- Data items:

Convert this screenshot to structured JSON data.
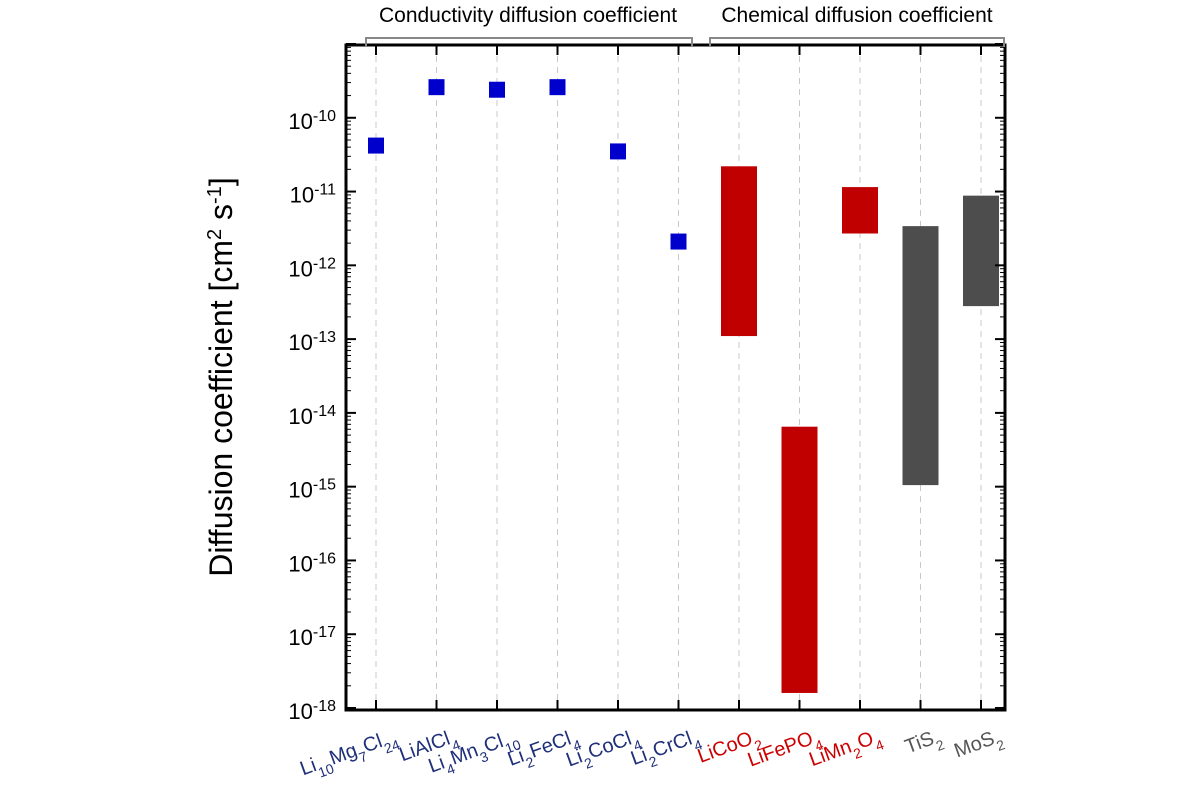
{
  "chart_data": {
    "type": "scatter",
    "ylabel": {
      "main": "Diffusion coefficient [cm",
      "sup1": "2",
      "mid": " s",
      "sup2": "-1",
      "end": "]"
    },
    "y_scale": "log",
    "ylim": [
      1e-18,
      1e-09
    ],
    "y_ticks": [
      -18,
      -17,
      -16,
      -15,
      -14,
      -13,
      -12,
      -11,
      -10
    ],
    "y_tick_base": "10",
    "grid": "vertical-dashed",
    "groups": [
      {
        "label": "Conductivity diffusion coefficient",
        "from": 0,
        "to": 5
      },
      {
        "label": "Chemical diffusion coefficient",
        "from": 6,
        "to": 10
      }
    ],
    "categories": [
      {
        "parts": [
          [
            "Li",
            ""
          ],
          [
            "10",
            "sub"
          ],
          [
            "Mg",
            ""
          ],
          [
            "7",
            "sub"
          ],
          [
            "Cl",
            ""
          ],
          [
            "24",
            "sub"
          ]
        ],
        "color": "#1f2f7a"
      },
      {
        "parts": [
          [
            "LiAlCl",
            ""
          ],
          [
            "4",
            "sub"
          ]
        ],
        "color": "#1f2f7a"
      },
      {
        "parts": [
          [
            "Li",
            ""
          ],
          [
            "4",
            "sub"
          ],
          [
            "Mn",
            ""
          ],
          [
            "3",
            "sub"
          ],
          [
            "Cl",
            ""
          ],
          [
            "10",
            "sub"
          ]
        ],
        "color": "#1f2f7a"
      },
      {
        "parts": [
          [
            "Li",
            ""
          ],
          [
            "2",
            "sub"
          ],
          [
            "FeCl",
            ""
          ],
          [
            "4",
            "sub"
          ]
        ],
        "color": "#1f2f7a"
      },
      {
        "parts": [
          [
            "Li",
            ""
          ],
          [
            "2",
            "sub"
          ],
          [
            "CoCl",
            ""
          ],
          [
            "4",
            "sub"
          ]
        ],
        "color": "#1f2f7a"
      },
      {
        "parts": [
          [
            "Li",
            ""
          ],
          [
            "2",
            "sub"
          ],
          [
            "CrCl",
            ""
          ],
          [
            "4",
            "sub"
          ]
        ],
        "color": "#1f2f7a"
      },
      {
        "parts": [
          [
            "LiCoO",
            ""
          ],
          [
            "2",
            "sub"
          ]
        ],
        "color": "#cc0000"
      },
      {
        "parts": [
          [
            "LiFePO",
            ""
          ],
          [
            "4",
            "sub"
          ]
        ],
        "color": "#cc0000"
      },
      {
        "parts": [
          [
            "LiMn",
            ""
          ],
          [
            "2",
            "sub"
          ],
          [
            "O",
            ""
          ],
          [
            "4",
            "sub"
          ]
        ],
        "color": "#cc0000"
      },
      {
        "parts": [
          [
            "TiS",
            ""
          ],
          [
            "2",
            "sub"
          ]
        ],
        "color": "#555555"
      },
      {
        "parts": [
          [
            "MoS",
            ""
          ],
          [
            "2",
            "sub"
          ]
        ],
        "color": "#555555"
      }
    ],
    "points": [
      {
        "category": 0,
        "value": 4.2e-11
      },
      {
        "category": 1,
        "value": 2.6e-10
      },
      {
        "category": 2,
        "value": 2.4e-10
      },
      {
        "category": 3,
        "value": 2.6e-10
      },
      {
        "category": 4,
        "value": 3.5e-11
      },
      {
        "category": 5,
        "value": 2.1e-12
      }
    ],
    "ranges": [
      {
        "category": 6,
        "low": 1.1e-13,
        "high": 2.2e-11
      },
      {
        "category": 7,
        "low": 1.6e-18,
        "high": 6.5e-15
      },
      {
        "category": 8,
        "low": 2.7e-12,
        "high": 1.15e-11
      },
      {
        "category": 9,
        "low": 1.05e-15,
        "high": 3.4e-12
      },
      {
        "category": 10,
        "low": 2.8e-13,
        "high": 8.8e-12
      }
    ],
    "colors": {
      "point": "#0000cc",
      "chemical": "#c00000",
      "layered": "#4d4d4d"
    }
  }
}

- Exercise goal: Among the records above, find each line holding the string "high" and pull it out.

- Task result:
        "high": 2.2e-11
        "high": 6.5e-15
        "high": 1.15e-11
        "high": 3.4e-12
        "high": 8.8e-12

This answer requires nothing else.